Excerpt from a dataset
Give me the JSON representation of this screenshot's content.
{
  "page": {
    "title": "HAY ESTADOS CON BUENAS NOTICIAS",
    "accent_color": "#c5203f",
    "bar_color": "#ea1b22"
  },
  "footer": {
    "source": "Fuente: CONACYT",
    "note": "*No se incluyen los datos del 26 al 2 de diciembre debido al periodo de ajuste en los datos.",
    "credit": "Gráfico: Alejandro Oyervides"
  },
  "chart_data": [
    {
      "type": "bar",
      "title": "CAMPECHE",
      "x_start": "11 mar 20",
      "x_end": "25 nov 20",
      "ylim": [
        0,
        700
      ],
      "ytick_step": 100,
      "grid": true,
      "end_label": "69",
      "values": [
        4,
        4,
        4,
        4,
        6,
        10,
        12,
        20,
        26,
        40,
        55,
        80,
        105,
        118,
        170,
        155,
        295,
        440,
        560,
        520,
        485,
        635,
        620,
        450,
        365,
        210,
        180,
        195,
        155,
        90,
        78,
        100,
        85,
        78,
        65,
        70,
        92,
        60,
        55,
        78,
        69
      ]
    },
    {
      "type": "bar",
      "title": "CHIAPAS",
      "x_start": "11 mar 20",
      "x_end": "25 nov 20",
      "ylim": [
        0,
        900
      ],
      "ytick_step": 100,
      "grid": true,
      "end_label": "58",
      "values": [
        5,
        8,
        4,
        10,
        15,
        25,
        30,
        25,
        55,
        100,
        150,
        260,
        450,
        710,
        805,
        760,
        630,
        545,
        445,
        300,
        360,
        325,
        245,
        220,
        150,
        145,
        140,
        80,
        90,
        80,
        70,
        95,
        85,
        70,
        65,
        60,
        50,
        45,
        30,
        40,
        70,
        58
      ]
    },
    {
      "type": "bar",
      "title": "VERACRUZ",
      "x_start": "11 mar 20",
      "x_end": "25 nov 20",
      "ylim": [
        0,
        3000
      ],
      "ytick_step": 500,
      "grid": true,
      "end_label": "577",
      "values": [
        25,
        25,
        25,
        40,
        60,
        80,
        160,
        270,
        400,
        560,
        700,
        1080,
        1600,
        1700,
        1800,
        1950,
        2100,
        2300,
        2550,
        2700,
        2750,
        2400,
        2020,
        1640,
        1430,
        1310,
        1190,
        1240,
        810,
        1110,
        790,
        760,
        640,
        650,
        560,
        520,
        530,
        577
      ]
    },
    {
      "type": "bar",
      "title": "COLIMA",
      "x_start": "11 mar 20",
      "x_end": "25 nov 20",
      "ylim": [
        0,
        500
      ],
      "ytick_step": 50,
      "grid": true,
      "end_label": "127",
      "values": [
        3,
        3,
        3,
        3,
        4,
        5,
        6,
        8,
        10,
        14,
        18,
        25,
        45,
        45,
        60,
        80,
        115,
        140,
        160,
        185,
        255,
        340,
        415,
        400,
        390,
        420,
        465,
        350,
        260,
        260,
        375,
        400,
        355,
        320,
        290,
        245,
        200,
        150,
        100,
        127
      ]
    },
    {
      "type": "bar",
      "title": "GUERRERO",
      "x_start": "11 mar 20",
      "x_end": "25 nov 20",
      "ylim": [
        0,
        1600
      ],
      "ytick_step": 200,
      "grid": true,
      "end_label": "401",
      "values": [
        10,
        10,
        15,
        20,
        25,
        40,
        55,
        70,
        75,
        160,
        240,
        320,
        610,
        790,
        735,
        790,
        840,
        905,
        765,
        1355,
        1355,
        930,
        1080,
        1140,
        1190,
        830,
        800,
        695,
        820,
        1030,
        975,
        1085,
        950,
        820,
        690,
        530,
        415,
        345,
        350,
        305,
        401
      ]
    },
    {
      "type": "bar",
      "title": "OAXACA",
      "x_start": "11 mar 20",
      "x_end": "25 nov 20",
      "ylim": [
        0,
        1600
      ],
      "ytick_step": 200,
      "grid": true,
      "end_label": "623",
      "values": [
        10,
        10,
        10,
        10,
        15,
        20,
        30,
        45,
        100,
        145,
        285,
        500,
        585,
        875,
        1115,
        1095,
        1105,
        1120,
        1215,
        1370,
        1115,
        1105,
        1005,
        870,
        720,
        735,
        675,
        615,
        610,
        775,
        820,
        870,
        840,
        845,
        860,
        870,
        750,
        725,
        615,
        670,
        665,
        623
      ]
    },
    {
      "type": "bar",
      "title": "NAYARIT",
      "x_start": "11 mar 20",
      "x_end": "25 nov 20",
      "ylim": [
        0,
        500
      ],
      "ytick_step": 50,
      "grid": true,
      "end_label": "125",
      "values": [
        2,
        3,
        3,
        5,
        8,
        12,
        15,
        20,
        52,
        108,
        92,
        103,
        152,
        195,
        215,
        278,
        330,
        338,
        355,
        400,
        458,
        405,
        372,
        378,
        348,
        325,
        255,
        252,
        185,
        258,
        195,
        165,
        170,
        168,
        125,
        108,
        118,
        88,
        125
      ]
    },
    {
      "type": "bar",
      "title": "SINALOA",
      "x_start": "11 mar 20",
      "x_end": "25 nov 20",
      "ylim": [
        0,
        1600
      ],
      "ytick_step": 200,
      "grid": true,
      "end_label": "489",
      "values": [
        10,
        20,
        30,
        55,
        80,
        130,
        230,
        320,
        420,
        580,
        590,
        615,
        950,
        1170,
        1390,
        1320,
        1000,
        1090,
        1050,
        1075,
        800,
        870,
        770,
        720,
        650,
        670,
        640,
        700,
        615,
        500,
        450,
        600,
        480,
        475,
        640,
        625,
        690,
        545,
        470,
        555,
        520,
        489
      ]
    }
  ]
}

EXERCISE> Extract the full listing above without alteration.

OUTPUT OF THE EXERCISE>
Give me the JSON representation of this screenshot's content.
{
  "page": {
    "title": "HAY ESTADOS CON BUENAS NOTICIAS",
    "accent_color": "#c5203f",
    "bar_color": "#ea1b22"
  },
  "footer": {
    "source": "Fuente: CONACYT",
    "note": "*No se incluyen los datos del 26 al 2 de diciembre debido al periodo de ajuste en los datos.",
    "credit": "Gráfico: Alejandro Oyervides"
  },
  "chart_data": [
    {
      "type": "bar",
      "title": "CAMPECHE",
      "x_start": "11 mar 20",
      "x_end": "25 nov 20",
      "ylim": [
        0,
        700
      ],
      "ytick_step": 100,
      "grid": true,
      "end_label": "69",
      "values": [
        4,
        4,
        4,
        4,
        6,
        10,
        12,
        20,
        26,
        40,
        55,
        80,
        105,
        118,
        170,
        155,
        295,
        440,
        560,
        520,
        485,
        635,
        620,
        450,
        365,
        210,
        180,
        195,
        155,
        90,
        78,
        100,
        85,
        78,
        65,
        70,
        92,
        60,
        55,
        78,
        69
      ]
    },
    {
      "type": "bar",
      "title": "CHIAPAS",
      "x_start": "11 mar 20",
      "x_end": "25 nov 20",
      "ylim": [
        0,
        900
      ],
      "ytick_step": 100,
      "grid": true,
      "end_label": "58",
      "values": [
        5,
        8,
        4,
        10,
        15,
        25,
        30,
        25,
        55,
        100,
        150,
        260,
        450,
        710,
        805,
        760,
        630,
        545,
        445,
        300,
        360,
        325,
        245,
        220,
        150,
        145,
        140,
        80,
        90,
        80,
        70,
        95,
        85,
        70,
        65,
        60,
        50,
        45,
        30,
        40,
        70,
        58
      ]
    },
    {
      "type": "bar",
      "title": "VERACRUZ",
      "x_start": "11 mar 20",
      "x_end": "25 nov 20",
      "ylim": [
        0,
        3000
      ],
      "ytick_step": 500,
      "grid": true,
      "end_label": "577",
      "values": [
        25,
        25,
        25,
        40,
        60,
        80,
        160,
        270,
        400,
        560,
        700,
        1080,
        1600,
        1700,
        1800,
        1950,
        2100,
        2300,
        2550,
        2700,
        2750,
        2400,
        2020,
        1640,
        1430,
        1310,
        1190,
        1240,
        810,
        1110,
        790,
        760,
        640,
        650,
        560,
        520,
        530,
        577
      ]
    },
    {
      "type": "bar",
      "title": "COLIMA",
      "x_start": "11 mar 20",
      "x_end": "25 nov 20",
      "ylim": [
        0,
        500
      ],
      "ytick_step": 50,
      "grid": true,
      "end_label": "127",
      "values": [
        3,
        3,
        3,
        3,
        4,
        5,
        6,
        8,
        10,
        14,
        18,
        25,
        45,
        45,
        60,
        80,
        115,
        140,
        160,
        185,
        255,
        340,
        415,
        400,
        390,
        420,
        465,
        350,
        260,
        260,
        375,
        400,
        355,
        320,
        290,
        245,
        200,
        150,
        100,
        127
      ]
    },
    {
      "type": "bar",
      "title": "GUERRERO",
      "x_start": "11 mar 20",
      "x_end": "25 nov 20",
      "ylim": [
        0,
        1600
      ],
      "ytick_step": 200,
      "grid": true,
      "end_label": "401",
      "values": [
        10,
        10,
        15,
        20,
        25,
        40,
        55,
        70,
        75,
        160,
        240,
        320,
        610,
        790,
        735,
        790,
        840,
        905,
        765,
        1355,
        1355,
        930,
        1080,
        1140,
        1190,
        830,
        800,
        695,
        820,
        1030,
        975,
        1085,
        950,
        820,
        690,
        530,
        415,
        345,
        350,
        305,
        401
      ]
    },
    {
      "type": "bar",
      "title": "OAXACA",
      "x_start": "11 mar 20",
      "x_end": "25 nov 20",
      "ylim": [
        0,
        1600
      ],
      "ytick_step": 200,
      "grid": true,
      "end_label": "623",
      "values": [
        10,
        10,
        10,
        10,
        15,
        20,
        30,
        45,
        100,
        145,
        285,
        500,
        585,
        875,
        1115,
        1095,
        1105,
        1120,
        1215,
        1370,
        1115,
        1105,
        1005,
        870,
        720,
        735,
        675,
        615,
        610,
        775,
        820,
        870,
        840,
        845,
        860,
        870,
        750,
        725,
        615,
        670,
        665,
        623
      ]
    },
    {
      "type": "bar",
      "title": "NAYARIT",
      "x_start": "11 mar 20",
      "x_end": "25 nov 20",
      "ylim": [
        0,
        500
      ],
      "ytick_step": 50,
      "grid": true,
      "end_label": "125",
      "values": [
        2,
        3,
        3,
        5,
        8,
        12,
        15,
        20,
        52,
        108,
        92,
        103,
        152,
        195,
        215,
        278,
        330,
        338,
        355,
        400,
        458,
        405,
        372,
        378,
        348,
        325,
        255,
        252,
        185,
        258,
        195,
        165,
        170,
        168,
        125,
        108,
        118,
        88,
        125
      ]
    },
    {
      "type": "bar",
      "title": "SINALOA",
      "x_start": "11 mar 20",
      "x_end": "25 nov 20",
      "ylim": [
        0,
        1600
      ],
      "ytick_step": 200,
      "grid": true,
      "end_label": "489",
      "values": [
        10,
        20,
        30,
        55,
        80,
        130,
        230,
        320,
        420,
        580,
        590,
        615,
        950,
        1170,
        1390,
        1320,
        1000,
        1090,
        1050,
        1075,
        800,
        870,
        770,
        720,
        650,
        670,
        640,
        700,
        615,
        500,
        450,
        600,
        480,
        475,
        640,
        625,
        690,
        545,
        470,
        555,
        520,
        489
      ]
    }
  ]
}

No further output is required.